In the entries, find all lines that hold the word "법인세를" and copy them.

**Supplied material**:
((
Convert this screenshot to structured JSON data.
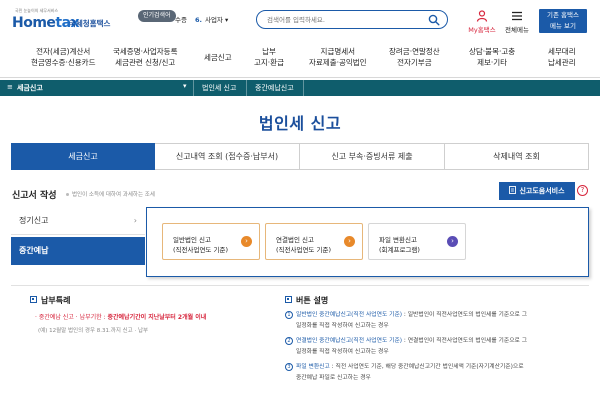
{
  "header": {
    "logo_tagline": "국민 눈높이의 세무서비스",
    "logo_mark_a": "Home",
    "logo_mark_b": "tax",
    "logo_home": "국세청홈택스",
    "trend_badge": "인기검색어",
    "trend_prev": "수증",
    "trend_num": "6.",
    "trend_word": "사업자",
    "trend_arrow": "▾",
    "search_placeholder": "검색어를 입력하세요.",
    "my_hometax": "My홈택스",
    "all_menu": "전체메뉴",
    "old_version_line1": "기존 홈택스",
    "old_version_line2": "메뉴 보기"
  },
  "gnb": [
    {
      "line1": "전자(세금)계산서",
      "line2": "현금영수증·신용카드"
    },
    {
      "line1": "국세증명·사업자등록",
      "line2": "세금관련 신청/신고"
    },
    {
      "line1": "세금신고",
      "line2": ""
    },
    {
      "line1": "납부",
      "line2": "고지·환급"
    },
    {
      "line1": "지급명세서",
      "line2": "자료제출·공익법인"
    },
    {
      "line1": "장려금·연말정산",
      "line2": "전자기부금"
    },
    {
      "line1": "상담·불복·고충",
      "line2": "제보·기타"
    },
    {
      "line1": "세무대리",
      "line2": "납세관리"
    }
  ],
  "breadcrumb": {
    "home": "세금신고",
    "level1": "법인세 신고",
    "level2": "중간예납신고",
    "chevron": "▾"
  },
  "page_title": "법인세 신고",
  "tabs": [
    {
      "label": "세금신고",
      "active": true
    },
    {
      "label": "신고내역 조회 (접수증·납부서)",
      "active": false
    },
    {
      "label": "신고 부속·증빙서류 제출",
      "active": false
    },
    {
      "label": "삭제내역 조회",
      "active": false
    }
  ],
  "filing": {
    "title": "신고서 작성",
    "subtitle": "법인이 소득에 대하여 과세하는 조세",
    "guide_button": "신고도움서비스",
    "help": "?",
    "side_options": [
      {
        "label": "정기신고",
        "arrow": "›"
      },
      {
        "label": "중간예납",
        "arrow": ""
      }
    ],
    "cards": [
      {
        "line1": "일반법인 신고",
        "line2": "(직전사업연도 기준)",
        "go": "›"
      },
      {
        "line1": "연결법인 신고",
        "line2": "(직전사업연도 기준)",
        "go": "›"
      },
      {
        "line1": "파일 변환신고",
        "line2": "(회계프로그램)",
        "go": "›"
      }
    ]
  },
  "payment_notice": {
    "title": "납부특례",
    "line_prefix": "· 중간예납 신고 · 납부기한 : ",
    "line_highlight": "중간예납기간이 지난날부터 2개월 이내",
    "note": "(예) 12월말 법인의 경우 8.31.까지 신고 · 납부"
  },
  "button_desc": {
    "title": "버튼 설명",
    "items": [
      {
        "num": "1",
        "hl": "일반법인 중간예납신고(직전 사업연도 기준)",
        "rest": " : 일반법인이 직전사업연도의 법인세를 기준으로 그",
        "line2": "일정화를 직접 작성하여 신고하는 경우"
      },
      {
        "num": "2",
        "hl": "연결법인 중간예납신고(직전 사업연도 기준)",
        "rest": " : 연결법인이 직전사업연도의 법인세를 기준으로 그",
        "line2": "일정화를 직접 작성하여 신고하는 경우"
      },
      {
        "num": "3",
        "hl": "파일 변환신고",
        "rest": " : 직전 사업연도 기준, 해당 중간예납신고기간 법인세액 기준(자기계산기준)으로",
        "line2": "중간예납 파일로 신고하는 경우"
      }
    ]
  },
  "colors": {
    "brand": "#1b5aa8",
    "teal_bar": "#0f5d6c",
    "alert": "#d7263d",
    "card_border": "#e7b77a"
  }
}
))
((
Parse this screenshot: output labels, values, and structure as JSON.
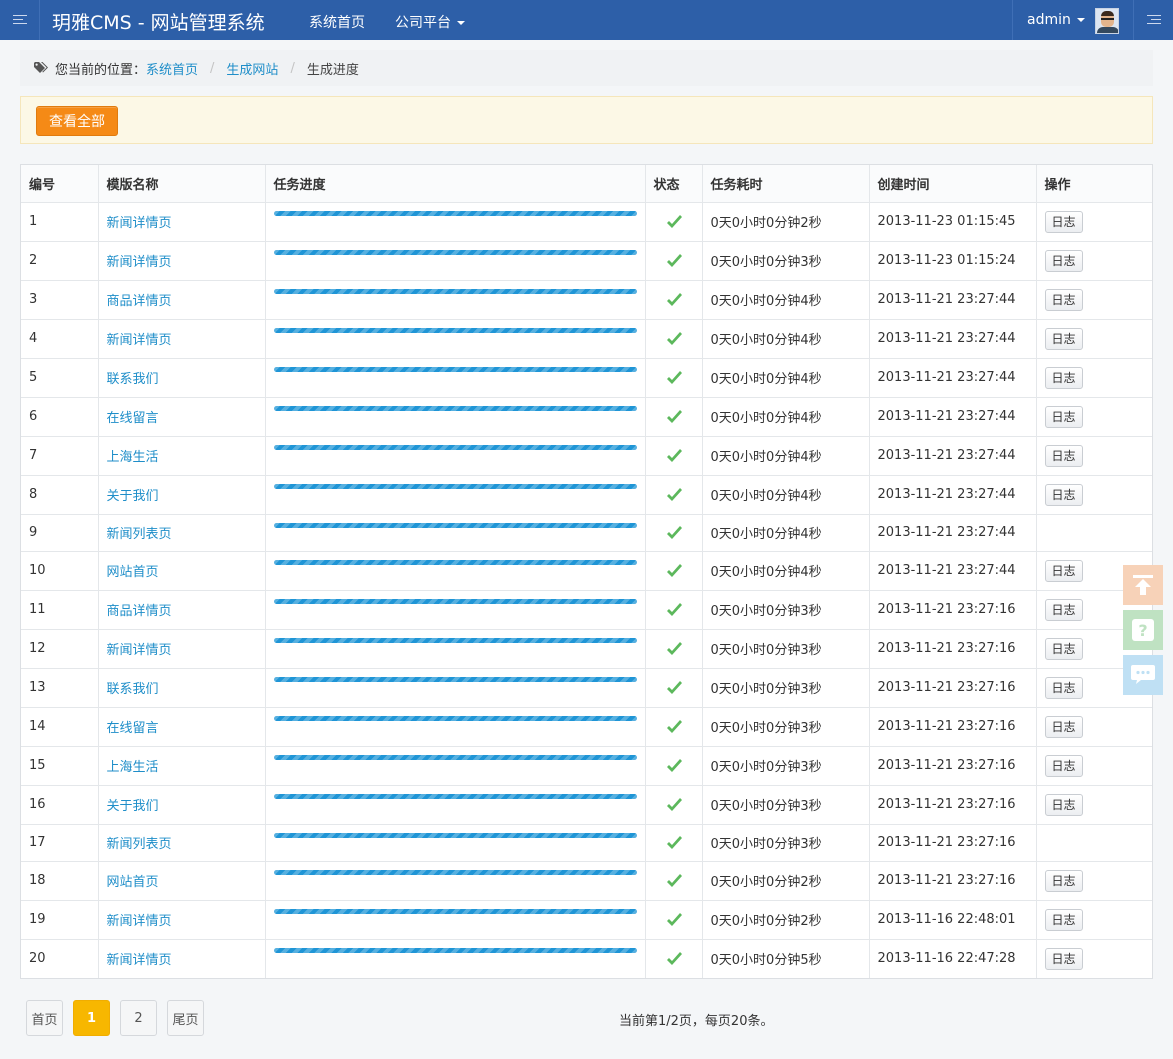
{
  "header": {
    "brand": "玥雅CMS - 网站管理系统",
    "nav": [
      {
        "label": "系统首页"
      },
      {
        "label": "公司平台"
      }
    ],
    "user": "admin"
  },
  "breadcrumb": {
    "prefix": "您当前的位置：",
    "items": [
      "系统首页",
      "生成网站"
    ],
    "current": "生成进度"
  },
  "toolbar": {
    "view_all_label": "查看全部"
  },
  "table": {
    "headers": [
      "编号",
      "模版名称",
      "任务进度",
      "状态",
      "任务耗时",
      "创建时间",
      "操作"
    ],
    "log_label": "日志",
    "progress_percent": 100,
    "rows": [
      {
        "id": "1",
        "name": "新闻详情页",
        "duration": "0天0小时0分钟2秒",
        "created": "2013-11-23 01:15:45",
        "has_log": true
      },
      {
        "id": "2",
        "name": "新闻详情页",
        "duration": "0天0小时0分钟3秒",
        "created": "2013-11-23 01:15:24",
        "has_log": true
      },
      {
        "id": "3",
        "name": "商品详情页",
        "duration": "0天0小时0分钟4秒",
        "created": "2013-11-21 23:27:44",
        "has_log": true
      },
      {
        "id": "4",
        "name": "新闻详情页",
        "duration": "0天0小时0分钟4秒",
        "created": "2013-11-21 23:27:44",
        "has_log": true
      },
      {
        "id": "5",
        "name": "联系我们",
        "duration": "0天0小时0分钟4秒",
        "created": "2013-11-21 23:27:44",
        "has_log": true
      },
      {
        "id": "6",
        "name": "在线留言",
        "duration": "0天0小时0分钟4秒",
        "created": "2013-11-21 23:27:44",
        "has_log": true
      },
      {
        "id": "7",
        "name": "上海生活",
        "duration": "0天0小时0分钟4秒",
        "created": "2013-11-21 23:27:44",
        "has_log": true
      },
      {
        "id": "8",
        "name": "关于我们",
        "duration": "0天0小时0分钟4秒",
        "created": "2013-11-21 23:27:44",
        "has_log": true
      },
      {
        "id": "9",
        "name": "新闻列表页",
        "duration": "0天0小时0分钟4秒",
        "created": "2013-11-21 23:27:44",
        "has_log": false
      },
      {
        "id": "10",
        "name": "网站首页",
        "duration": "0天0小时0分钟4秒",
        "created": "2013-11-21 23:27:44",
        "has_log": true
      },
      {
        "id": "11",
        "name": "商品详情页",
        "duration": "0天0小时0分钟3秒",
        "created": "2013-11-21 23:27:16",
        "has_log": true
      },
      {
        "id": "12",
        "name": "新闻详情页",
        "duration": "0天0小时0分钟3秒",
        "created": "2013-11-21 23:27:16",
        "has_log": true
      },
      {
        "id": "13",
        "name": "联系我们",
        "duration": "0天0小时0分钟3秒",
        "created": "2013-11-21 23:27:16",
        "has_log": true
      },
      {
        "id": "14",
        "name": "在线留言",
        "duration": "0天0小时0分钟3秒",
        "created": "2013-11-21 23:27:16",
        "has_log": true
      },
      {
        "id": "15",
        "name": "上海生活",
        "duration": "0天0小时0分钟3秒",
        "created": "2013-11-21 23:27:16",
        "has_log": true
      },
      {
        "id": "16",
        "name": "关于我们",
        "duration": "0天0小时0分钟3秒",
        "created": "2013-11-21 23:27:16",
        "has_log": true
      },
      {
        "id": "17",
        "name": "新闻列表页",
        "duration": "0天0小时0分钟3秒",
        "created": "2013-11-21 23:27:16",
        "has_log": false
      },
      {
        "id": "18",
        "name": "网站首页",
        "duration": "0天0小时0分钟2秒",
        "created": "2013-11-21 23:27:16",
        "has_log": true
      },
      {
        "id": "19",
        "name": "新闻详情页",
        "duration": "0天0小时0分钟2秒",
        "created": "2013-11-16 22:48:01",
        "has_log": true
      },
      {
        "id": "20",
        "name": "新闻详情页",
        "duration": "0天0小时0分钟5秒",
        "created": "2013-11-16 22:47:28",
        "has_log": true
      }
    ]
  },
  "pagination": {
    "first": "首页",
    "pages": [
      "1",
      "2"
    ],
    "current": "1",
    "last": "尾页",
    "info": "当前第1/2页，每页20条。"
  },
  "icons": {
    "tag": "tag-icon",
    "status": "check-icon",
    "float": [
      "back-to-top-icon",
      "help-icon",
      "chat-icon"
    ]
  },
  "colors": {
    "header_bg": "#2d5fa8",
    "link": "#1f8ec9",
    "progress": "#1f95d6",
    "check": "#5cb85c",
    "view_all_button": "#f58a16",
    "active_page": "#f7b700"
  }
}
))
**Reply to the exercise**:
        "rest": " : 일반법인이 직전사업연도의 법인세를 기준으로 그",
        "rest": " : 연결법인이 직전사업연도의 법인세를 기준으로 그",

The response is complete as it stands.